> **Work instructions**
Give only the count of lines containing "this".

########

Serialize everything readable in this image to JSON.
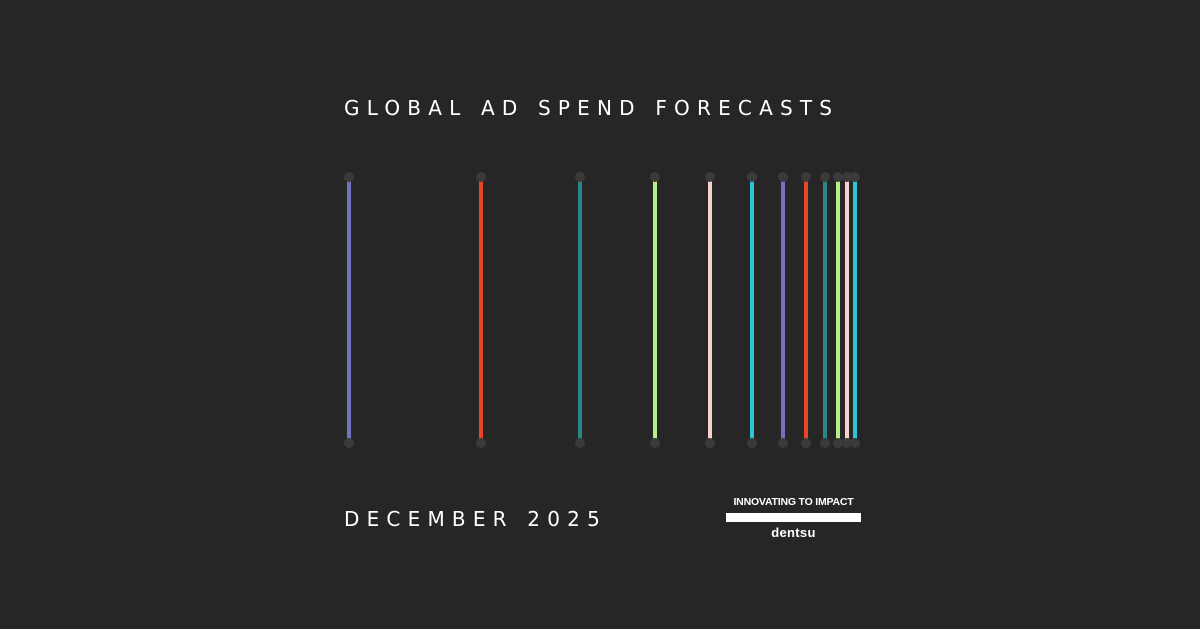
{
  "title": "GLOBAL AD SPEND FORECASTS",
  "date": "DECEMBER 2025",
  "logo": {
    "tagline": "INNOVATING TO IMPACT",
    "brand": "dentsu"
  },
  "stripes": {
    "colors": [
      "#7373bd",
      "#e8452b",
      "#2a8585",
      "#b4f08a",
      "#f6d2cd",
      "#2ac6d6",
      "#7373bd",
      "#e8452b",
      "#2a8585",
      "#b4f08a",
      "#f6d2cd",
      "#2ac6d6"
    ],
    "dot_color": "#3a3a3a",
    "background": "#262626"
  }
}
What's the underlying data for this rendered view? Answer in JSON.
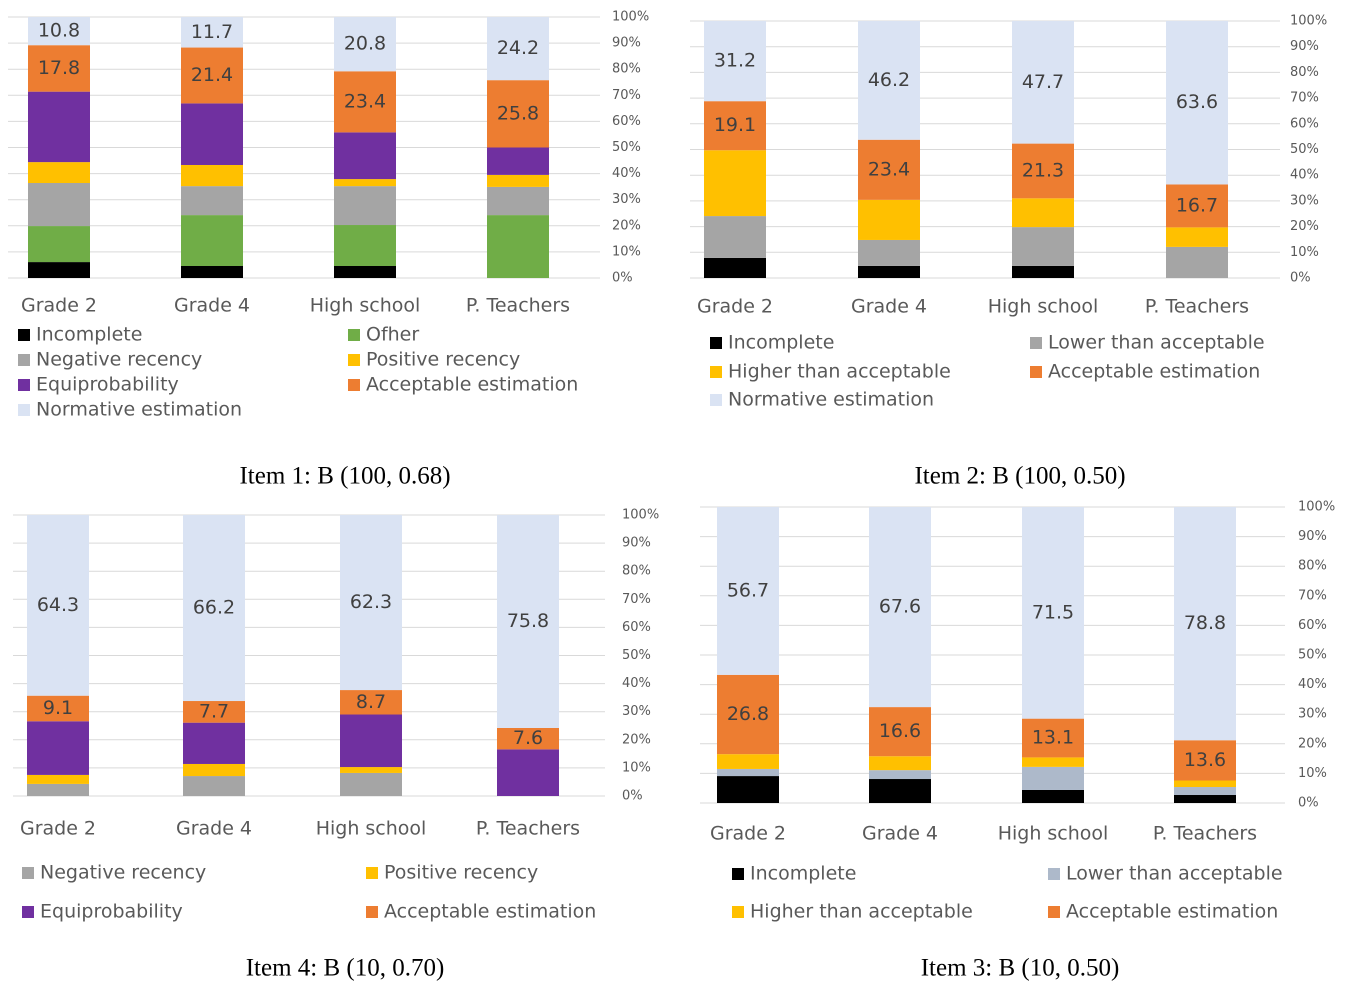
{
  "chart_data": [
    {
      "type": "stacked-bar",
      "title": "Item 1: B (100, 0.68)",
      "categories": [
        "Grade 2",
        "Grade 4",
        "High school",
        "P. Teachers"
      ],
      "ylim": [
        0,
        100
      ],
      "yticks": [
        {
          "value": 0,
          "label": "0%"
        },
        {
          "value": 10,
          "label": "10%"
        },
        {
          "value": 20,
          "label": "20%"
        },
        {
          "value": 30,
          "label": "30%"
        },
        {
          "value": 40,
          "label": "40%"
        },
        {
          "value": 50,
          "label": "50%"
        },
        {
          "value": 60,
          "label": "60%"
        },
        {
          "value": 70,
          "label": "70%"
        },
        {
          "value": 80,
          "label": "80%"
        },
        {
          "value": 90,
          "label": "90%"
        },
        {
          "value": 100,
          "label": "100%"
        }
      ],
      "grid": true,
      "series": [
        {
          "name": "Incomplete",
          "color": "#000000",
          "values": [
            6.1,
            4.6,
            4.6,
            0
          ]
        },
        {
          "name": "Ofher",
          "color": "#70ad47",
          "values": [
            13.8,
            19.5,
            15.7,
            24.1
          ]
        },
        {
          "name": "Negative recency",
          "color": "#a5a5a5",
          "values": [
            16.5,
            11.1,
            14.9,
            10.8
          ]
        },
        {
          "name": "Positive recency",
          "color": "#ffc000",
          "values": [
            8.0,
            8.1,
            2.7,
            4.6
          ]
        },
        {
          "name": "Equiprobability",
          "color": "#7030a0",
          "values": [
            27.0,
            23.6,
            17.9,
            10.5
          ]
        },
        {
          "name": "Acceptable estimation",
          "color": "#ed7d31",
          "values": [
            17.8,
            21.4,
            23.4,
            25.8
          ],
          "labels": true
        },
        {
          "name": "Normative estimation",
          "color": "#dae3f3",
          "values": [
            10.8,
            11.7,
            20.8,
            24.2
          ],
          "labels": true
        }
      ]
    },
    {
      "type": "stacked-bar",
      "title": "Item 2: B (100, 0.50)",
      "categories": [
        "Grade 2",
        "Grade 4",
        "High school",
        "P. Teachers"
      ],
      "ylim": [
        0,
        100
      ],
      "yticks": [
        {
          "value": 0,
          "label": "0%"
        },
        {
          "value": 10,
          "label": "10%"
        },
        {
          "value": 20,
          "label": "20%"
        },
        {
          "value": 30,
          "label": "30%"
        },
        {
          "value": 40,
          "label": "40%"
        },
        {
          "value": 50,
          "label": "50%"
        },
        {
          "value": 60,
          "label": "60%"
        },
        {
          "value": 70,
          "label": "70%"
        },
        {
          "value": 80,
          "label": "80%"
        },
        {
          "value": 90,
          "label": "90%"
        },
        {
          "value": 100,
          "label": "100%"
        }
      ],
      "grid": true,
      "series": [
        {
          "name": "Incomplete",
          "color": "#000000",
          "values": [
            7.8,
            4.7,
            4.7,
            0
          ]
        },
        {
          "name": "Lower than acceptable",
          "color": "#a5a5a5",
          "values": [
            16.3,
            10.1,
            15.1,
            12.1
          ]
        },
        {
          "name": "Higher than acceptable",
          "color": "#ffc000",
          "values": [
            25.6,
            15.6,
            11.2,
            7.6
          ]
        },
        {
          "name": "Acceptable estimation",
          "color": "#ed7d31",
          "values": [
            19.1,
            23.4,
            21.3,
            16.7
          ],
          "labels": true
        },
        {
          "name": "Normative estimation",
          "color": "#dae3f3",
          "values": [
            31.2,
            46.2,
            47.7,
            63.6
          ],
          "labels": true
        }
      ]
    },
    {
      "type": "stacked-bar",
      "title": "Item 4: B (10, 0.70)",
      "categories": [
        "Grade 2",
        "Grade 4",
        "High school",
        "P. Teachers"
      ],
      "ylim": [
        0,
        100
      ],
      "yticks": [
        {
          "value": 0,
          "label": "0%"
        },
        {
          "value": 10,
          "label": "10%"
        },
        {
          "value": 20,
          "label": "20%"
        },
        {
          "value": 30,
          "label": "30%"
        },
        {
          "value": 40,
          "label": "40%"
        },
        {
          "value": 50,
          "label": "50%"
        },
        {
          "value": 60,
          "label": "60%"
        },
        {
          "value": 70,
          "label": "70%"
        },
        {
          "value": 80,
          "label": "80%"
        },
        {
          "value": 90,
          "label": "90%"
        },
        {
          "value": 100,
          "label": "100%"
        }
      ],
      "grid": true,
      "series": [
        {
          "name": "Negative recency",
          "color": "#a5a5a5",
          "values": [
            4.3,
            7.1,
            8.2,
            0
          ]
        },
        {
          "name": "Positive recency",
          "color": "#ffc000",
          "values": [
            3.2,
            4.3,
            2.1,
            0
          ]
        },
        {
          "name": "Equiprobability",
          "color": "#7030a0",
          "values": [
            19.1,
            14.7,
            18.7,
            16.6
          ]
        },
        {
          "name": "Acceptable estimation",
          "color": "#ed7d31",
          "values": [
            9.1,
            7.7,
            8.7,
            7.6
          ],
          "labels": true
        },
        {
          "color": "#dae3f3",
          "values": [
            64.3,
            66.2,
            62.3,
            75.8
          ],
          "labels": true
        }
      ]
    },
    {
      "type": "stacked-bar",
      "title": "Item 3: B (10, 0.50)",
      "categories": [
        "Grade 2",
        "Grade 4",
        "High school",
        "P. Teachers"
      ],
      "ylim": [
        0,
        100
      ],
      "yticks": [
        {
          "value": 0,
          "label": "0%"
        },
        {
          "value": 10,
          "label": "10%"
        },
        {
          "value": 20,
          "label": "20%"
        },
        {
          "value": 30,
          "label": "30%"
        },
        {
          "value": 40,
          "label": "40%"
        },
        {
          "value": 50,
          "label": "50%"
        },
        {
          "value": 60,
          "label": "60%"
        },
        {
          "value": 70,
          "label": "70%"
        },
        {
          "value": 80,
          "label": "80%"
        },
        {
          "value": 90,
          "label": "90%"
        },
        {
          "value": 100,
          "label": "100%"
        }
      ],
      "grid": true,
      "series": [
        {
          "name": "Incomplete",
          "color": "#000000",
          "values": [
            9.1,
            8.1,
            4.4,
            2.7
          ]
        },
        {
          "name": "Lower than acceptable",
          "color": "#adb9ca",
          "values": [
            2.4,
            3.0,
            7.8,
            2.7
          ]
        },
        {
          "name": "Higher than acceptable",
          "color": "#ffc000",
          "values": [
            5.0,
            4.7,
            3.2,
            2.2
          ]
        },
        {
          "name": "Acceptable estimation",
          "color": "#ed7d31",
          "values": [
            26.8,
            16.6,
            13.1,
            13.6
          ],
          "labels": true
        },
        {
          "color": "#dae3f3",
          "values": [
            56.7,
            67.6,
            71.5,
            78.8
          ],
          "labels": true
        }
      ]
    }
  ]
}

########

> **Finished answer**
2